(Data records)
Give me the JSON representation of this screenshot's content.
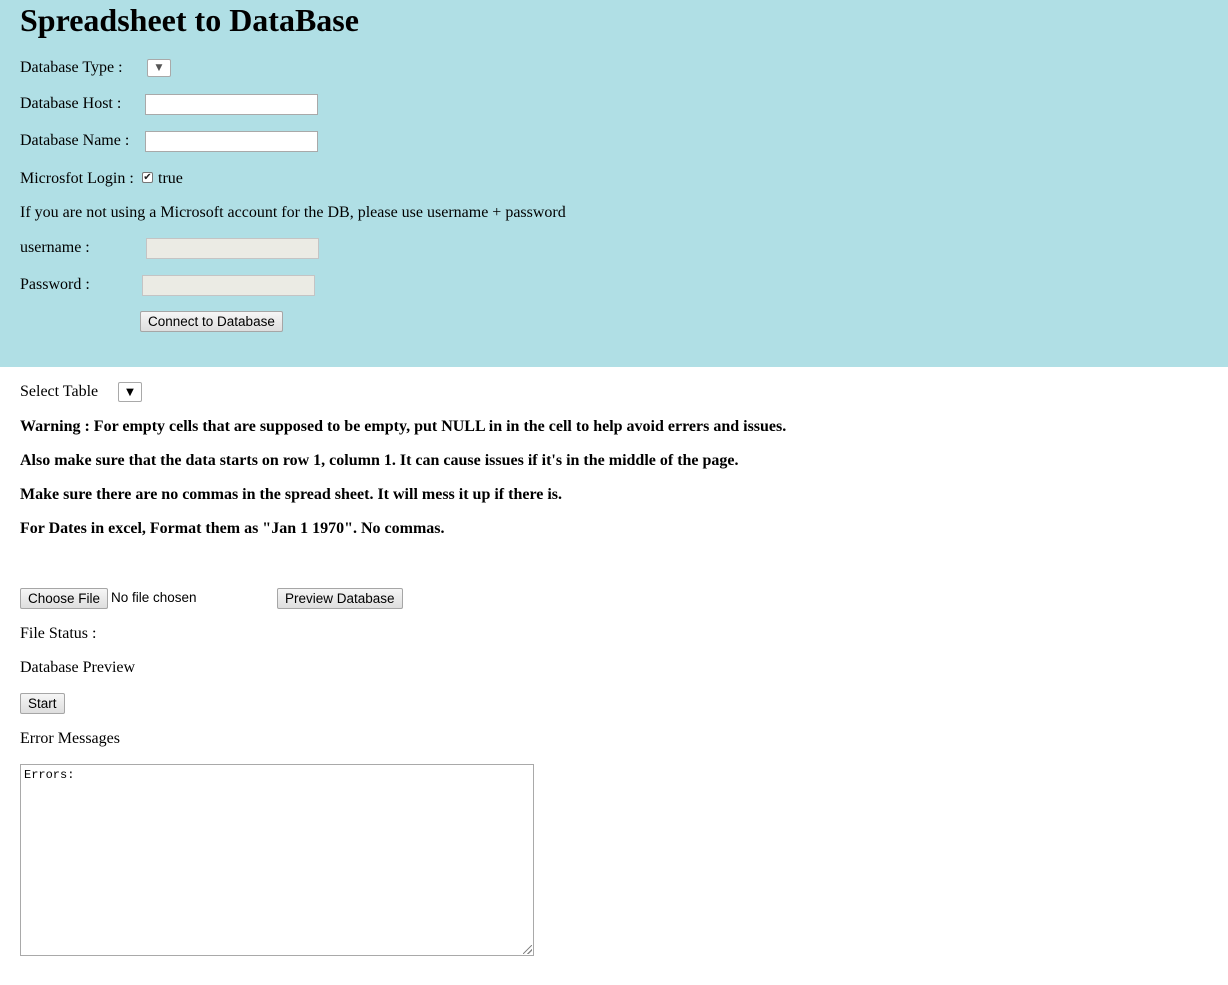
{
  "header": {
    "title": "Spreadsheet to DataBase"
  },
  "connection_form": {
    "db_type_label": "Database Type :",
    "db_host_label": "Database Host :",
    "db_host_value": "",
    "db_name_label": "Database Name :",
    "db_name_value": "",
    "ms_login_label": "Microsfot Login :",
    "ms_login_checked": true,
    "ms_login_value_text": "true",
    "ms_account_note": "If you are not using a Microsoft account for the DB, please use username + password",
    "username_label": "username :",
    "username_value": "",
    "password_label": "Password :",
    "password_value": "",
    "connect_button": "Connect to Database"
  },
  "table_section": {
    "select_table_label": "Select Table",
    "warnings": [
      "Warning : For empty cells that are supposed to be empty, put NULL in in the cell to help avoid errers and issues.",
      "Also make sure that the data starts on row 1, column 1. It can cause issues if it's in the middle of the page.",
      "Make sure there are no commas in the spread sheet. It will mess it up if there is.",
      "For Dates in excel, Format them as \"Jan 1 1970\". No commas."
    ]
  },
  "file_section": {
    "choose_file_button": "Choose File",
    "file_chosen_text": "No file chosen",
    "preview_button": "Preview Database",
    "file_status_label": "File Status :",
    "database_preview_label": "Database Preview",
    "start_button": "Start",
    "error_messages_label": "Error Messages",
    "errors_textarea_value": "Errors:"
  },
  "icons": {
    "dropdown_arrow": "chevron-down-icon",
    "checkbox_check": "check-icon"
  }
}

**WHAT YOU ARE ASKED TO DO**
Print all the lines above exactly as they are, but without the pictures.

**WRITTEN REPLY**
Give me the JSON representation of this screenshot's content.
{
  "header": {
    "title": "Spreadsheet to DataBase"
  },
  "connection_form": {
    "db_type_label": "Database Type :",
    "db_host_label": "Database Host :",
    "db_host_value": "",
    "db_name_label": "Database Name :",
    "db_name_value": "",
    "ms_login_label": "Microsfot Login :",
    "ms_login_checked": true,
    "ms_login_value_text": "true",
    "ms_account_note": "If you are not using a Microsoft account for the DB, please use username + password",
    "username_label": "username :",
    "username_value": "",
    "password_label": "Password :",
    "password_value": "",
    "connect_button": "Connect to Database"
  },
  "table_section": {
    "select_table_label": "Select Table",
    "warnings": [
      "Warning : For empty cells that are supposed to be empty, put NULL in in the cell to help avoid errers and issues.",
      "Also make sure that the data starts on row 1, column 1. It can cause issues if it's in the middle of the page.",
      "Make sure there are no commas in the spread sheet. It will mess it up if there is.",
      "For Dates in excel, Format them as \"Jan 1 1970\". No commas."
    ]
  },
  "file_section": {
    "choose_file_button": "Choose File",
    "file_chosen_text": "No file chosen",
    "preview_button": "Preview Database",
    "file_status_label": "File Status :",
    "database_preview_label": "Database Preview",
    "start_button": "Start",
    "error_messages_label": "Error Messages",
    "errors_textarea_value": "Errors:"
  },
  "icons": {
    "dropdown_arrow": "chevron-down-icon",
    "checkbox_check": "check-icon"
  }
}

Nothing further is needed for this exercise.